Data items:
=====

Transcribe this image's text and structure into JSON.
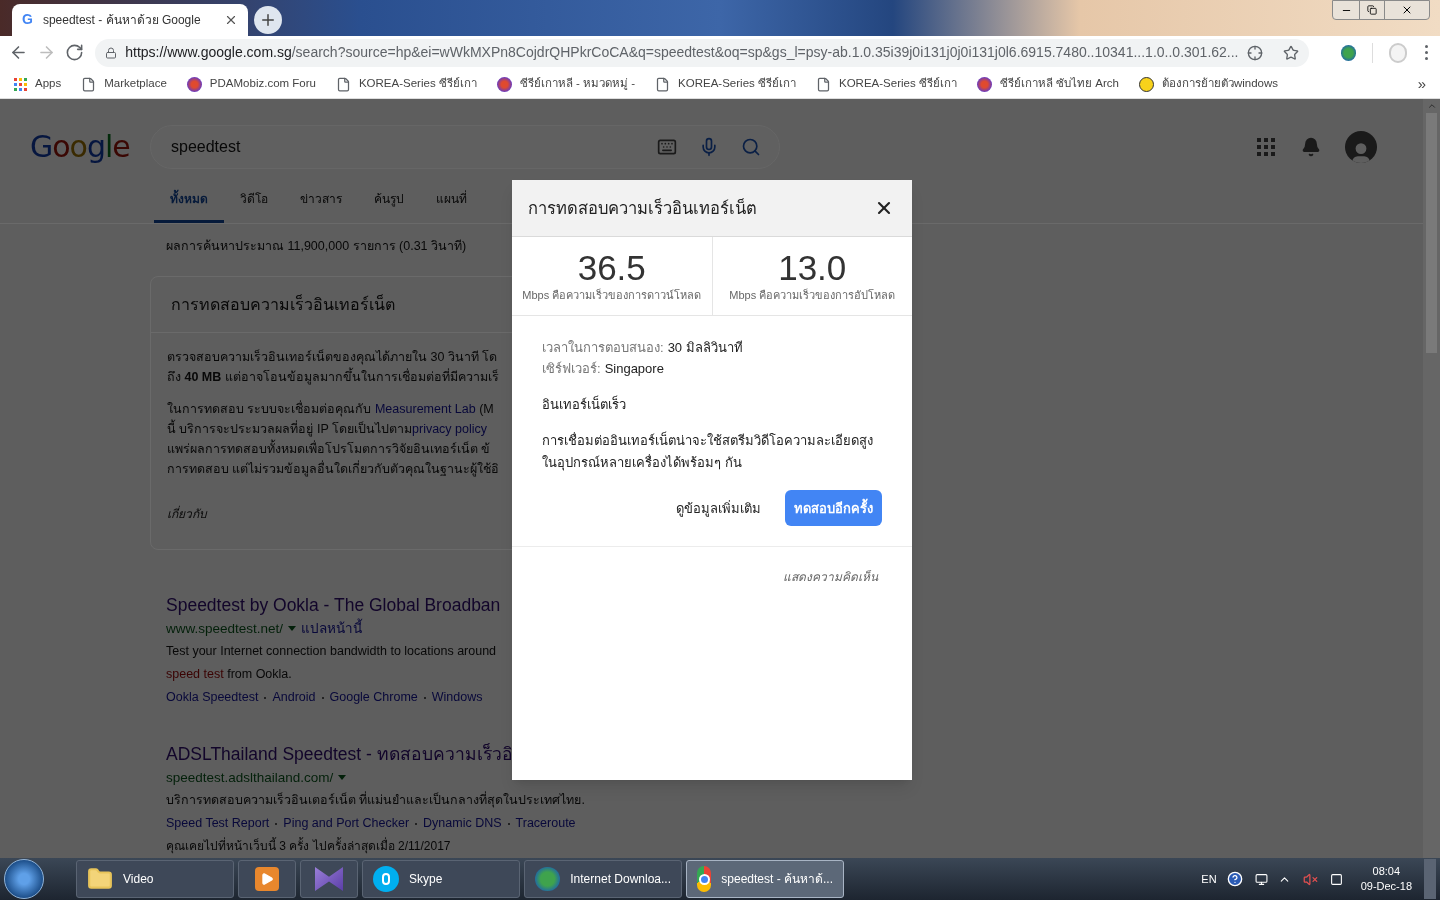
{
  "browser": {
    "tab": {
      "title": "speedtest - ค้นหาด้วย Google",
      "favicon": "G"
    },
    "nav_buttons": [
      {
        "kind": "back",
        "disabled": false
      },
      {
        "kind": "forward",
        "disabled": true
      },
      {
        "kind": "reload",
        "disabled": false
      }
    ],
    "address": {
      "host": "https://www.google.com.sg",
      "rest": "/search?source=hp&ei=wWkMXPn8CojdrQHPkrCoCA&q=speedtest&oq=sp&gs_l=psy-ab.1.0.35i39j0i131j0j0i131j0l6.6915.7480..10341...1.0..0.301.62..."
    },
    "bookmarks": [
      {
        "kind": "apps",
        "label": "Apps"
      },
      {
        "kind": "page",
        "label": "Marketplace"
      },
      {
        "kind": "site",
        "label": "PDAMobiz.com Foru"
      },
      {
        "kind": "page",
        "label": "KOREA-Series ซีรีย์เกา"
      },
      {
        "kind": "site",
        "label": "ซีรีย์เกาหลี - หมวดหมู่ -"
      },
      {
        "kind": "page",
        "label": "KOREA-Series ซีรีย์เกา"
      },
      {
        "kind": "page",
        "label": "KOREA-Series ซีรีย์เกา"
      },
      {
        "kind": "site",
        "label": "ซีรีย์เกาหลี ซับไทย Arch"
      },
      {
        "kind": "smiley",
        "label": "ต้องการย้ายตัวwindows"
      }
    ],
    "bookmarks_more": "»"
  },
  "page": {
    "logo": "Google",
    "query": "speedtest",
    "nav_tabs": [
      {
        "label": "ทั้งหมด",
        "selected": true
      },
      {
        "label": "วิดีโอ",
        "selected": false
      },
      {
        "label": "ข่าวสาร",
        "selected": false
      },
      {
        "label": "ค้นรูป",
        "selected": false
      },
      {
        "label": "แผนที่",
        "selected": false
      }
    ],
    "result_stats": "ผลการค้นหาประมาณ 11,900,000 รายการ (0.31 วินาที)",
    "speedtest_card": {
      "title": "การทดสอบความเร็วอินเทอร์เน็ต",
      "paragraphs": [
        [
          [
            {
              "kind": "text",
              "text": "ตรวจสอบความเร็วอินเทอร์เน็ตของคุณได้ภายใน 30 วินาที โด"
            }
          ],
          [
            {
              "kind": "text",
              "text": "ถึง **40 MB** แต่อาจโอนข้อมูลมากขึ้นในการเชื่อมต่อที่มีความเร็"
            }
          ]
        ],
        [
          [
            {
              "kind": "text",
              "text": "ในการทดสอบ ระบบจะเชื่อมต่อคุณกับ "
            },
            {
              "kind": "link",
              "text": "Measurement Lab"
            },
            {
              "kind": "text",
              "text": " (M"
            }
          ],
          [
            {
              "kind": "text",
              "text": "นี้ บริการจะประมวลผลที่อยู่ IP โดยเป็นไปตาม"
            },
            {
              "kind": "link",
              "text": "privacy policy"
            }
          ],
          [
            {
              "kind": "text",
              "text": "แพร่ผลการทดสอบทั้งหมดเพื่อโปรโมตการวิจัยอินเทอร์เน็ต ข้"
            }
          ],
          [
            {
              "kind": "text",
              "text": "การทดสอบ แต่ไม่รวมข้อมูลอื่นใดเกี่ยวกับตัวคุณในฐานะผู้ใช้อิ"
            }
          ]
        ]
      ],
      "footer": "เกี่ยวกับ"
    },
    "results": [
      {
        "title": "Speedtest by Ookla - The Global Broadban",
        "url": "www.speedtest.net/",
        "translate": "แปลหน้านี้",
        "snippet": [
          [
            {
              "kind": "text",
              "text": "Test your Internet connection bandwidth to locations around"
            }
          ],
          [
            {
              "kind": "em",
              "text": "speed test"
            },
            {
              "kind": "text",
              "text": " from Ookla."
            }
          ]
        ],
        "sitelinks": [
          "Ookla Speedtest",
          "Android",
          "Google Chrome",
          "Windows"
        ]
      },
      {
        "title": "ADSLThailand Speedtest - ทดสอบความเร็วอิ",
        "url": "speedtest.adslthailand.com/",
        "snippet": [
          [
            {
              "kind": "text",
              "text": "บริการทดสอบความเร็วอินเตอร์เน็ต ที่แม่นยำและเป็นกลางที่สุดในประเทศไทย."
            }
          ]
        ],
        "sitelinks": [
          "Speed Test Report",
          "Ping and Port Checker",
          "Dynamic DNS",
          "Traceroute"
        ],
        "visited": "คุณเคยไปที่หน้าเว็บนี้ 3 ครั้ง ไปครั้งล่าสุดเมื่อ 2/11/2017"
      }
    ]
  },
  "dialog": {
    "title": "การทดสอบความเร็วอินเทอร์เน็ต",
    "metrics": [
      {
        "value": "36.5",
        "label": "Mbps คือความเร็วของการดาวน์โหลด"
      },
      {
        "value": "13.0",
        "label": "Mbps คือความเร็วของการอัปโหลด"
      }
    ],
    "details": [
      {
        "label": "เวลาในการตอบสนอง:",
        "value": "30 มิลลิวินาที"
      },
      {
        "label": "เซิร์ฟเวอร์:",
        "value": "Singapore"
      }
    ],
    "verdict": "อินเทอร์เน็ตเร็ว",
    "description": "การเชื่อมต่ออินเทอร์เน็ตน่าจะใช้สตรีมวิดีโอความละเอียดสูงในอุปกรณ์หลายเครื่องได้พร้อมๆ กัน",
    "buttons": [
      {
        "kind": "text",
        "label": "ดูข้อมูลเพิ่มเติม"
      },
      {
        "kind": "primary",
        "label": "ทดสอบอีกครั้ง"
      }
    ],
    "feedback": "แสดงความคิดเห็น"
  },
  "taskbar": {
    "items": [
      {
        "kind": "folder",
        "label": "Video",
        "selected": false
      },
      {
        "kind": "media",
        "selected": false
      },
      {
        "kind": "vs",
        "selected": false
      },
      {
        "kind": "skype",
        "label": "Skype",
        "selected": false
      },
      {
        "kind": "idm",
        "label": "Internet Downloa...",
        "selected": false
      },
      {
        "kind": "chrome",
        "label": "speedtest - ค้นหาด้...",
        "selected": true
      }
    ],
    "language": "EN",
    "time": "08:04",
    "date": "09-Dec-18"
  }
}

=====

(What to do) Copy out every line of the listing that includes the string "อความเร".

(Reply)
        "label": "Mbps คือความเร็วของการดาวน์โหลด"
        "label": "Mbps คือความเร็วของการอัปโหลด"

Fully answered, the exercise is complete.